**PROBLEM DETAILS:** Extract every line of the material below and reproduce it faithfully.

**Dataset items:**
^^^^
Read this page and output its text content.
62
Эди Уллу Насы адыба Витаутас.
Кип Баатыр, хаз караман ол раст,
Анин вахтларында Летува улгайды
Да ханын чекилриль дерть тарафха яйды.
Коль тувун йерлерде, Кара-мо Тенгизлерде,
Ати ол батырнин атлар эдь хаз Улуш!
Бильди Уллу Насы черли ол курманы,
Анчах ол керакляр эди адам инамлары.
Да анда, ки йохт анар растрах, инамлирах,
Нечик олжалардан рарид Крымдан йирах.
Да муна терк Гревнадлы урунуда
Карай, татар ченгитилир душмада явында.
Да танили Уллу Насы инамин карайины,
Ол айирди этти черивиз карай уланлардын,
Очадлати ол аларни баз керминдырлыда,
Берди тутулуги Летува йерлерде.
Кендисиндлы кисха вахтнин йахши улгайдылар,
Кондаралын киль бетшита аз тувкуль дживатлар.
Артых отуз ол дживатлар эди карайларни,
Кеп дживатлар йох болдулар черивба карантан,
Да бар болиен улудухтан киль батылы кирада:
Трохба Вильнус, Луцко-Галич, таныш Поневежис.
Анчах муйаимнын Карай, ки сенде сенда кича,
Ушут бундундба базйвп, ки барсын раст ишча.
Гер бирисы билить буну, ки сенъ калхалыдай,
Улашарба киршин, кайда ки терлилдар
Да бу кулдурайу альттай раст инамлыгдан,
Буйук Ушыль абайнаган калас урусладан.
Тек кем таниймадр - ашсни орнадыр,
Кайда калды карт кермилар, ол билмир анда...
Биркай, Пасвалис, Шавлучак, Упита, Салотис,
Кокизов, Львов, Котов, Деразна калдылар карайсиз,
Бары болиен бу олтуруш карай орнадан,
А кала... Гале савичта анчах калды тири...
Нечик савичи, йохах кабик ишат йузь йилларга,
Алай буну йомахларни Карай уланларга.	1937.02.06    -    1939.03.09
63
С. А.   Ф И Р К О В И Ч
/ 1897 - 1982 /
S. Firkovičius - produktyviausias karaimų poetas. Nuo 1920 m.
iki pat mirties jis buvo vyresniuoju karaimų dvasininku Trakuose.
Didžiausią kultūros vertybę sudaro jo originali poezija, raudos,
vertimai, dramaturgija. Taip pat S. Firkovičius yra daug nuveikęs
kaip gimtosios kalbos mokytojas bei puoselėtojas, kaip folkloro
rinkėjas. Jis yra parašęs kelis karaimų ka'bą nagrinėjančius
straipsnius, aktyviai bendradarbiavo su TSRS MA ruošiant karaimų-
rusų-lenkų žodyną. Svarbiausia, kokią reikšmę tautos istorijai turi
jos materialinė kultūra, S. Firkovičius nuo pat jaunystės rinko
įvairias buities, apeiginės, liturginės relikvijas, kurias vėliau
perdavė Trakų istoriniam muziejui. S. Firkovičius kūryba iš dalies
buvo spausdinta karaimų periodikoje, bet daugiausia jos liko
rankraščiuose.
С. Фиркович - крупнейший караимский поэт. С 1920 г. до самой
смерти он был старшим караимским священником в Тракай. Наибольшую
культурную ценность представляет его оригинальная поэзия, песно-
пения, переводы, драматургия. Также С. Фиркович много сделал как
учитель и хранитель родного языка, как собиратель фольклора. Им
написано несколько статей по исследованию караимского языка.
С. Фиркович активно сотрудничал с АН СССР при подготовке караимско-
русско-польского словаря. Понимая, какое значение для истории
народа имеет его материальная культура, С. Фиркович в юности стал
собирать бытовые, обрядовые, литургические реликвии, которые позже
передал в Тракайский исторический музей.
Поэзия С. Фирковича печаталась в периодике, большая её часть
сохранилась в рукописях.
^^^^
**ANSWER IN FULL:**
Read this page and output its text content.
62
Эди Уллу Насы адыба Витаутас.
Кип Баатыр, хаз караман ол раст,
Анин вахтларында Летува улгайды
Да ханын чекилриль дерть тарафха яйды.
Коль тувун йерлерде, Кара-мо Тенгизлерде,
Ати ол батырнин атлар эдь хаз Улуш!
Бильди Уллу Насы черли ол курманы,
Анчах ол керакляр эди адам инамлары.
Да анда, ки йохт анар растрах, инамлирах,
Нечик олжалардан рарид Крымдан йирах.
Да муна терк Гревнадлы урунуда
Карай, татар ченгитилир душмада явында.
Да танили Уллу Насы инамин карайины,
Ол айирди этти черивиз карай уланлардын,
Очадлати ол аларни баз керминдырлыда,
Берди тутулуги Летува йерлерде.
Кендисиндлы кисха вахтнин йахши улгайдылар,
Кондаралын киль бетшита аз тувкуль дживатлар.
Артых отуз ол дживатлар эди карайларни,
Кеп дживатлар йох болдулар черивба карантан,
Да бар болиен улудухтан киль батылы кирада:
Трохба Вильнус, Луцко-Галич, таныш Поневежис.
Анчах муйаимнын Карай, ки сенде сенда кича,
Ушут бундундба базйвп, ки барсын раст ишча.
Гер бирисы билить буну, ки сенъ калхалыдай,
Улашарба киршин, кайда ки терлилдар
Да бу кулдурайу альттай раст инамлыгдан,
Буйук Ушыль абайнаган калас урусладан.
Тек кем таниймадр - ашсни орнадыр,
Кайда калды карт кермилар, ол билмир анда...
Биркай, Пасвалис, Шавлучак, Упита, Салотис,
Кокизов, Львов, Котов, Деразна калдылар карайсиз,
Бары болиен бу олтуруш карай орнадан,
А кала... Гале савичта анчах калды тири...
Нечик савичи, йохах кабик ишат йузь йилларга,
Алай буну йомахларни Карай уланларга.	1937.02.06    -    1939.03.09
63
С. А.   Ф И Р К О В И Ч
/ 1897 - 1982 /
S. Firkovičius - produktyviausias karaimų poetas. Nuo 1920 m.
iki pat mirties jis buvo vyresniuoju karaimų dvasininku Trakuose.
Didžiausią kultūros vertybę sudaro jo originali poezija, raudos,
vertimai, dramaturgija. Taip pat S. Firkovičius yra daug nuveikęs
kaip gimtosios kalbos mokytojas bei puoselėtojas, kaip folkloro
rinkėjas. Jis yra parašęs kelis karaimų ka'bą nagrinėjančius
straipsnius, aktyviai bendradarbiavo su TSRS MA ruošiant karaimų-
rusų-lenkų žodyną. Svarbiausia, kokią reikšmę tautos istorijai turi
jos materialinė kultūra, S. Firkovičius nuo pat jaunystės rinko
įvairias buities, apeiginės, liturginės relikvijas, kurias vėliau
perdavė Trakų istoriniam muziejui. S. Firkovičius kūryba iš dalies
buvo spausdinta karaimų periodikoje, bet daugiausia jos liko
rankraščiuose.
С. Фиркович - крупнейший караимский поэт. С 1920 г. до самой
смерти он был старшим караимским священником в Тракай. Наибольшую
культурную ценность представляет его оригинальная поэзия, песно-
пения, переводы, драматургия. Также С. Фиркович много сделал как
учитель и хранитель родного языка, как собиратель фольклора. Им
написано несколько статей по исследованию караимского языка.
С. Фиркович активно сотрудничал с АН СССР при подготовке караимско-
русско-польского словаря. Понимая, какое значение для истории
народа имеет его материальная культура, С. Фиркович в юности стал
собирать бытовые, обрядовые, литургические реликвии, которые позже
передал в Тракайский исторический музей.
Поэзия С. Фирковича печаталась в периодике, большая её часть
сохранилась в рукописях.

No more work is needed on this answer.